═══ Records to process
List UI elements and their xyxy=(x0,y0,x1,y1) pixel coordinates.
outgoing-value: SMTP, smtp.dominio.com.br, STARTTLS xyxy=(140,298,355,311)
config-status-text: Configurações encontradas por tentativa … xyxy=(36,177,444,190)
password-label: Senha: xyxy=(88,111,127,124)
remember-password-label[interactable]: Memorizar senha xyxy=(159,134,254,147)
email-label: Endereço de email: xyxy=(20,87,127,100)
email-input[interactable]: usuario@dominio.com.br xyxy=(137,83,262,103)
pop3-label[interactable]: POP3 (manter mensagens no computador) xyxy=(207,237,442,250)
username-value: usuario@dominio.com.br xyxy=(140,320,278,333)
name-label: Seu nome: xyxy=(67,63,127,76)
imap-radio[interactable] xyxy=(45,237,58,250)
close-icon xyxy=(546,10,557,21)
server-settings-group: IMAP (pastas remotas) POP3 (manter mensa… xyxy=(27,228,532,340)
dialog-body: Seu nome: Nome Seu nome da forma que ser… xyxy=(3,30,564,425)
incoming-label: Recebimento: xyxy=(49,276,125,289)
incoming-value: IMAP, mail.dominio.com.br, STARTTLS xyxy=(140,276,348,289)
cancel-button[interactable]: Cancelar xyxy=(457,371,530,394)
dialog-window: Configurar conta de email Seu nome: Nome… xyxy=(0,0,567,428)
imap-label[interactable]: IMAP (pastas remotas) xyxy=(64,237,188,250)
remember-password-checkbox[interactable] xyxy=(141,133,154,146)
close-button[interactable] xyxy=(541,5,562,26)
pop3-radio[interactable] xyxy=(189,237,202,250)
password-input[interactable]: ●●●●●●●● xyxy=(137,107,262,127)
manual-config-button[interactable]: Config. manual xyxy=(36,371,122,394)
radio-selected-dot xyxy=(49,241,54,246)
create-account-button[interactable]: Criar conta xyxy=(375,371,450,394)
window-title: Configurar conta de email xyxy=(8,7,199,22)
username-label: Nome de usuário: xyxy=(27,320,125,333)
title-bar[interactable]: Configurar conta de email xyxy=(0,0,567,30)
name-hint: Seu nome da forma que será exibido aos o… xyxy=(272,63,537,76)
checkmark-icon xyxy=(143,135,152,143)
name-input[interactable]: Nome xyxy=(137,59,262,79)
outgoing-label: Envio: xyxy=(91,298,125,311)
══════
Stated exercise: Quote every line of the rows above word for word, without changing anything.

Answer below:
List UI elements and their xyxy=(x0,y0,x1,y1) pixel coordinates.
outgoing-value: SMTP, smtp.dominio.com.br, STARTTLS xyxy=(140,298,355,311)
config-status-text: Configurações encontradas por tentativa … xyxy=(36,177,444,190)
password-label: Senha: xyxy=(88,111,127,124)
remember-password-label[interactable]: Memorizar senha xyxy=(159,134,254,147)
email-label: Endereço de email: xyxy=(20,87,127,100)
email-input[interactable]: usuario@dominio.com.br xyxy=(137,83,262,103)
pop3-label[interactable]: POP3 (manter mensagens no computador) xyxy=(207,237,442,250)
username-value: usuario@dominio.com.br xyxy=(140,320,278,333)
name-label: Seu nome: xyxy=(67,63,127,76)
imap-radio[interactable] xyxy=(45,237,58,250)
close-icon xyxy=(546,10,557,21)
server-settings-group: IMAP (pastas remotas) POP3 (manter mensa… xyxy=(27,228,532,340)
dialog-body: Seu nome: Nome Seu nome da forma que ser… xyxy=(3,30,564,425)
incoming-label: Recebimento: xyxy=(49,276,125,289)
incoming-value: IMAP, mail.dominio.com.br, STARTTLS xyxy=(140,276,348,289)
cancel-button[interactable]: Cancelar xyxy=(457,371,530,394)
dialog-window: Configurar conta de email Seu nome: Nome… xyxy=(0,0,567,428)
imap-label[interactable]: IMAP (pastas remotas) xyxy=(64,237,188,250)
remember-password-checkbox[interactable] xyxy=(141,133,154,146)
close-button[interactable] xyxy=(541,5,562,26)
pop3-radio[interactable] xyxy=(189,237,202,250)
password-input[interactable]: ●●●●●●●● xyxy=(137,107,262,127)
manual-config-button[interactable]: Config. manual xyxy=(36,371,122,394)
radio-selected-dot xyxy=(49,241,54,246)
create-account-button[interactable]: Criar conta xyxy=(375,371,450,394)
window-title: Configurar conta de email xyxy=(8,7,199,22)
username-label: Nome de usuário: xyxy=(27,320,125,333)
title-bar[interactable]: Configurar conta de email xyxy=(0,0,567,30)
name-hint: Seu nome da forma que será exibido aos o… xyxy=(272,63,537,76)
checkmark-icon xyxy=(143,135,152,143)
name-input[interactable]: Nome xyxy=(137,59,262,79)
outgoing-label: Envio: xyxy=(91,298,125,311)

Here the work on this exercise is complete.